╭─ Exercise inputs

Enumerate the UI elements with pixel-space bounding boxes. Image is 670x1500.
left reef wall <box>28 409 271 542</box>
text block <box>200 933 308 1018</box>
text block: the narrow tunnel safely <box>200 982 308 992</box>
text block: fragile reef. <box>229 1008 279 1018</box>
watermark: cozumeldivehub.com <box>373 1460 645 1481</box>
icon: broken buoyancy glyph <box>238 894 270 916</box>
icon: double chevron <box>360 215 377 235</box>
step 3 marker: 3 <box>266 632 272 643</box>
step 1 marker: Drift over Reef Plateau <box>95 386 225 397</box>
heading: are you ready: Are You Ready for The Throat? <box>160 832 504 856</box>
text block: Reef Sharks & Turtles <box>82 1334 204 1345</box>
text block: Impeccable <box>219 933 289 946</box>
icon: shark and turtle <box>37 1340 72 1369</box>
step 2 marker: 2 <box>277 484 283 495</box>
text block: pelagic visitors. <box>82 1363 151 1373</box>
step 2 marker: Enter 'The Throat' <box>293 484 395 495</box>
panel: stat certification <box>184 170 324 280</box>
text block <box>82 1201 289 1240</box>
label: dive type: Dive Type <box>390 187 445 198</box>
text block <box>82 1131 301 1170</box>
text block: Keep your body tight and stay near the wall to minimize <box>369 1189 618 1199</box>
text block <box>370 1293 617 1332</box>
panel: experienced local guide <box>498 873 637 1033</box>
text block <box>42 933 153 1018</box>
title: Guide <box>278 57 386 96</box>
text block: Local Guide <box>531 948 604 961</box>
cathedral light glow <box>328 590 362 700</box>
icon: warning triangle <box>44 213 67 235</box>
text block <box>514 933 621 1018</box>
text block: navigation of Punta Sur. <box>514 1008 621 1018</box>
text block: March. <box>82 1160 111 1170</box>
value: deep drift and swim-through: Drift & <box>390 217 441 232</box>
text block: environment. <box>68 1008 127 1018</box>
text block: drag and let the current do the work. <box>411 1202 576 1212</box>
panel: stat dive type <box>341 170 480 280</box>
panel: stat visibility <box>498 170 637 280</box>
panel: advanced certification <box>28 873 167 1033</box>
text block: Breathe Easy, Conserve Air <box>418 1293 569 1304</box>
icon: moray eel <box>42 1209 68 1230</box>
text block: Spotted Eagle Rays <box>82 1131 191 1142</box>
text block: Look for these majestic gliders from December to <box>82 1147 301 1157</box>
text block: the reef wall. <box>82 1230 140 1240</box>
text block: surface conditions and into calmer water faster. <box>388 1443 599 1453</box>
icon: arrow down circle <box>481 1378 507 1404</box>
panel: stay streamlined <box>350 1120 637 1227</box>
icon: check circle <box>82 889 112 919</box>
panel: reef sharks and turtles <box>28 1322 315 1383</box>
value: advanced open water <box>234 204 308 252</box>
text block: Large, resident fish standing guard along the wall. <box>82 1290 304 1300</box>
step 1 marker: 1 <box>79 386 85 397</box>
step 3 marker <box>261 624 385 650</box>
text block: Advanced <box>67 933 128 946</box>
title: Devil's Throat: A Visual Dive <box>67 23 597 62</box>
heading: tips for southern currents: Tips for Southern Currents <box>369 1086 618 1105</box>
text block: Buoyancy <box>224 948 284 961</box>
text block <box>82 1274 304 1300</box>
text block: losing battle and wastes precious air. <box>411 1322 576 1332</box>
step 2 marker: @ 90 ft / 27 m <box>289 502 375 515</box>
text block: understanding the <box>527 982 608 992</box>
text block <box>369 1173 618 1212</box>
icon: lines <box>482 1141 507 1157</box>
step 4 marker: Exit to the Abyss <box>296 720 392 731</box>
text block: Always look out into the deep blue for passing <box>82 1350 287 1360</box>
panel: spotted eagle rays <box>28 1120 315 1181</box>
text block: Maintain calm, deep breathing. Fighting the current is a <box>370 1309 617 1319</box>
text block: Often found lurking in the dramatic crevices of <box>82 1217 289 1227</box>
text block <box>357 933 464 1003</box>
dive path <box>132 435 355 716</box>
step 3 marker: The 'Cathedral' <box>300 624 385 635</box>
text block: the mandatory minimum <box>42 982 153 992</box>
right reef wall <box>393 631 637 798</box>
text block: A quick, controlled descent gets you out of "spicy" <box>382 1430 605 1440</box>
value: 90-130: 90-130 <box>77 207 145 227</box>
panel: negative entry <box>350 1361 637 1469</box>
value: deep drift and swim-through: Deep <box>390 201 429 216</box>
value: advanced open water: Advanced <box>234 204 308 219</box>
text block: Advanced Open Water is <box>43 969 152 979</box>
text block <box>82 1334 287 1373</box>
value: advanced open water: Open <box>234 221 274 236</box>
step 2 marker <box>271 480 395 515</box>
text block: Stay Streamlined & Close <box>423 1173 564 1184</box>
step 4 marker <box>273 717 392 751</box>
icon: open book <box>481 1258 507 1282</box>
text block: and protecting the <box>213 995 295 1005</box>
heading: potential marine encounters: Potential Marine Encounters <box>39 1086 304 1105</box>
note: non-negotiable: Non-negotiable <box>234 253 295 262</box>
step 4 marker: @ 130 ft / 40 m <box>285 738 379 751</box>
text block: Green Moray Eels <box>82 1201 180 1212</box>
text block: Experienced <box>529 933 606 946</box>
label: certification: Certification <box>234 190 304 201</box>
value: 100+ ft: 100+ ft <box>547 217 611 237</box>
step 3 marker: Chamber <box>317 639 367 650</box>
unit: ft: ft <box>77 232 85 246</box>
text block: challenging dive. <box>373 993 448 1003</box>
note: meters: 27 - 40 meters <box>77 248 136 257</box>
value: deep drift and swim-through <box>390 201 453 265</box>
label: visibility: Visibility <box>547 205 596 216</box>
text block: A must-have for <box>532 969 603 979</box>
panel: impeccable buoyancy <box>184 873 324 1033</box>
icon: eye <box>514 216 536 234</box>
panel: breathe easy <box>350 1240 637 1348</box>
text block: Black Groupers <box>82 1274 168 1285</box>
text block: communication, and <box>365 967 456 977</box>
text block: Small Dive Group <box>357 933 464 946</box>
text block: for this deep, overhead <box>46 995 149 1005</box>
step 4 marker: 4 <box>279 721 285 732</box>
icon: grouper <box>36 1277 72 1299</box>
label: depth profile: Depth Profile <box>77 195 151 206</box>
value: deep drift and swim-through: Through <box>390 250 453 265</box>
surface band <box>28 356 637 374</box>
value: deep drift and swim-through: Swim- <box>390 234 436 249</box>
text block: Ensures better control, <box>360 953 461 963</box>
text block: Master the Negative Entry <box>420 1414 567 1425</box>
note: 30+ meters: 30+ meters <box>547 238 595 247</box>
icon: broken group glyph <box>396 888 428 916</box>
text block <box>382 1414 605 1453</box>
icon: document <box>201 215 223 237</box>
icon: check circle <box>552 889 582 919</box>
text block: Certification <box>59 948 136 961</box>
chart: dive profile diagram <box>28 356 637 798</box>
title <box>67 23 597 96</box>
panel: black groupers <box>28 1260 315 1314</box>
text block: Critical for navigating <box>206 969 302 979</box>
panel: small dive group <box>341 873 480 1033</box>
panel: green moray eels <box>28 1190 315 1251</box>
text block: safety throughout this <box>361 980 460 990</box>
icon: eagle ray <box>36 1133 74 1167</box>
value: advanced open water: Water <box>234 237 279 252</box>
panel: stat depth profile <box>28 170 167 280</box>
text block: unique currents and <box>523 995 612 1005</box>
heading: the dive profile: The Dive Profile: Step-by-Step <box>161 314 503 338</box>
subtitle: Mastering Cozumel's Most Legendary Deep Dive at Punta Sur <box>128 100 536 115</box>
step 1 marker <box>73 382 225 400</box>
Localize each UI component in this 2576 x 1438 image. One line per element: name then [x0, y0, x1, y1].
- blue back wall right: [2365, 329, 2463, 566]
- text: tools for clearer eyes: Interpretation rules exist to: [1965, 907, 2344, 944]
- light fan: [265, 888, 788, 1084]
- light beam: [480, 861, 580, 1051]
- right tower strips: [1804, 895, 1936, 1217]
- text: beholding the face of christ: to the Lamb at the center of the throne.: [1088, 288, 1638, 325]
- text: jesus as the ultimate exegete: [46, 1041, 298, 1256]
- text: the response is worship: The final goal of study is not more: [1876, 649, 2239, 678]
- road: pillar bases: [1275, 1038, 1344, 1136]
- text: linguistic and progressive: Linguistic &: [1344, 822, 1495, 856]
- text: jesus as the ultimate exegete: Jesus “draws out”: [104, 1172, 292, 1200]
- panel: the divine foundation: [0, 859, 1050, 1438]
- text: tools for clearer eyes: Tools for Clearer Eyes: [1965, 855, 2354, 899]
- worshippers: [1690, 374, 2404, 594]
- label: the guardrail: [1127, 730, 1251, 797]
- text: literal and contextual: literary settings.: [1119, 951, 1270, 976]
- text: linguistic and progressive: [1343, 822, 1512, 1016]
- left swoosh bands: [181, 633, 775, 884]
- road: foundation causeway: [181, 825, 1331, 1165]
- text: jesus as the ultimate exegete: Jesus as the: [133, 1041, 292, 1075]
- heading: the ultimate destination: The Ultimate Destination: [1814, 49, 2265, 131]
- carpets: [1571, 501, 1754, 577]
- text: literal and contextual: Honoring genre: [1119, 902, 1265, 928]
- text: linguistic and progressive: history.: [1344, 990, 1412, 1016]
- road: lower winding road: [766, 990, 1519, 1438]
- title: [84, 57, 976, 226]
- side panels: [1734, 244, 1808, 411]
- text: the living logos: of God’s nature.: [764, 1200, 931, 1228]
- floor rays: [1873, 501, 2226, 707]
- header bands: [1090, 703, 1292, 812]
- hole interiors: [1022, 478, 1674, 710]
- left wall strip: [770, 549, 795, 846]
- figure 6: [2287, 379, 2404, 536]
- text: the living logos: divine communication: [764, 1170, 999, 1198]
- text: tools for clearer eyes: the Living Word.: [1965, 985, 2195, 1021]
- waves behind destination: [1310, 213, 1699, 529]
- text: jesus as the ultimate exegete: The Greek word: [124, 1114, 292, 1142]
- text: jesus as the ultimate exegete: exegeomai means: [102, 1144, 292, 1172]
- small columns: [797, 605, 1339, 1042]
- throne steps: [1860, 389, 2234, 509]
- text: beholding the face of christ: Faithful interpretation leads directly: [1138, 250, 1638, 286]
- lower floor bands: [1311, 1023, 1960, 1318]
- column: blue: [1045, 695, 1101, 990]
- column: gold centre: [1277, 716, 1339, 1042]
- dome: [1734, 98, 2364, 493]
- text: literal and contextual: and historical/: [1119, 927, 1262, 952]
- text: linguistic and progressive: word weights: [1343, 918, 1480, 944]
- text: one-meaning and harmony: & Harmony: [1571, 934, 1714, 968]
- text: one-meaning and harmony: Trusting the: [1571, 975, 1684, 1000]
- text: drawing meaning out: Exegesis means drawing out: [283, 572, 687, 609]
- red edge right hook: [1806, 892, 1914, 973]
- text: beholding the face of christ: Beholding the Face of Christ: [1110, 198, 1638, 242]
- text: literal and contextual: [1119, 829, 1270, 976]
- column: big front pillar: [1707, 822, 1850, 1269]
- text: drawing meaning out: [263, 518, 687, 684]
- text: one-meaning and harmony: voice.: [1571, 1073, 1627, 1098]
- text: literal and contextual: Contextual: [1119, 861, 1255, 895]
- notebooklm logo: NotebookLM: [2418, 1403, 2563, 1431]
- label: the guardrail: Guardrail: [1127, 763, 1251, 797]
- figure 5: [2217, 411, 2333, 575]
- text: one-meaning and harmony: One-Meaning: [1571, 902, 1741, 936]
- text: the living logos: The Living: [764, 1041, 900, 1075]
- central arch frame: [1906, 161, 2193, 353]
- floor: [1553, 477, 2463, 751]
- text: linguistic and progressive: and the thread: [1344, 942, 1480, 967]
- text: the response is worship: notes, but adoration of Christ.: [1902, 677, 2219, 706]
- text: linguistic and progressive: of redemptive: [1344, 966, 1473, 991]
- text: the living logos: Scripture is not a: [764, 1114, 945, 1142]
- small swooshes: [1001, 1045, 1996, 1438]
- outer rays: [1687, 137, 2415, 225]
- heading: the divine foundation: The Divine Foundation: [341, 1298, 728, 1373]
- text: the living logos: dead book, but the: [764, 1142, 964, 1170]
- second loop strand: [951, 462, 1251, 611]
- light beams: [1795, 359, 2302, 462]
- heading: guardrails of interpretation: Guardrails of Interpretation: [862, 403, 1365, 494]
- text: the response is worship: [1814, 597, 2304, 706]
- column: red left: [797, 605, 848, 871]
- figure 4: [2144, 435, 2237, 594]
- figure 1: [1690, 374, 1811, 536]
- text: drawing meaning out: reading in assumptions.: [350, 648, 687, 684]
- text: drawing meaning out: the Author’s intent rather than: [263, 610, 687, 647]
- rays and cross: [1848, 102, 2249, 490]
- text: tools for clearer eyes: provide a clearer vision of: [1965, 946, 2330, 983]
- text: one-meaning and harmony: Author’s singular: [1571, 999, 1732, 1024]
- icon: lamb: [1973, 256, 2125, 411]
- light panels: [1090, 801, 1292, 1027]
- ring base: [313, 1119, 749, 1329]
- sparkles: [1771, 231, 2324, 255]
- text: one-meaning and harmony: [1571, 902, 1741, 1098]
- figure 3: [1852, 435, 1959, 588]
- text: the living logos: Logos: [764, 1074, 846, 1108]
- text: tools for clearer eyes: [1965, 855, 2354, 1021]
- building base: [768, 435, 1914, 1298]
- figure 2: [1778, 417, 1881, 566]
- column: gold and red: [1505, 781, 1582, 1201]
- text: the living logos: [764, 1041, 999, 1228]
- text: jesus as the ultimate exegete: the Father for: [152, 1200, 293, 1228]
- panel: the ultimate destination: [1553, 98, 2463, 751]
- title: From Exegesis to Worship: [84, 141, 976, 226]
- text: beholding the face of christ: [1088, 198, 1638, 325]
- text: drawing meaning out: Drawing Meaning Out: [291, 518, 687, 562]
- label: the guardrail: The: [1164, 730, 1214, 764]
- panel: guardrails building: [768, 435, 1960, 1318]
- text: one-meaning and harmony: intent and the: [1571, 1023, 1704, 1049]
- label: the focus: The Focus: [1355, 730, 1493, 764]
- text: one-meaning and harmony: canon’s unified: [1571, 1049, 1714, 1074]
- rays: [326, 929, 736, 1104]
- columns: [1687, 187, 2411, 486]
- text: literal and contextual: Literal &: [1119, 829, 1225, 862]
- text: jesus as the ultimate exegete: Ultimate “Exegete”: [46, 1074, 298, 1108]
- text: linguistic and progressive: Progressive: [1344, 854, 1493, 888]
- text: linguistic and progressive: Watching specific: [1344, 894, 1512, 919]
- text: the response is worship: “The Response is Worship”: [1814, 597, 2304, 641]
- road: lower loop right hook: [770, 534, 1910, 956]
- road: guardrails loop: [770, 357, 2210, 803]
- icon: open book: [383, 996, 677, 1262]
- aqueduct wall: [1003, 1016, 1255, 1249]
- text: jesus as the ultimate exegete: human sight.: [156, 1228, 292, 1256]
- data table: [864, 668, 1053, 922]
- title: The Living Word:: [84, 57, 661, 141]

╰─

List every line in the material above that contains "Author", and note that capitalization must match.

- text: drawing meaning out: the Author’s intent rather than: [263, 610, 687, 647]
- text: one-meaning and harmony: Author’s singular: [1571, 999, 1732, 1024]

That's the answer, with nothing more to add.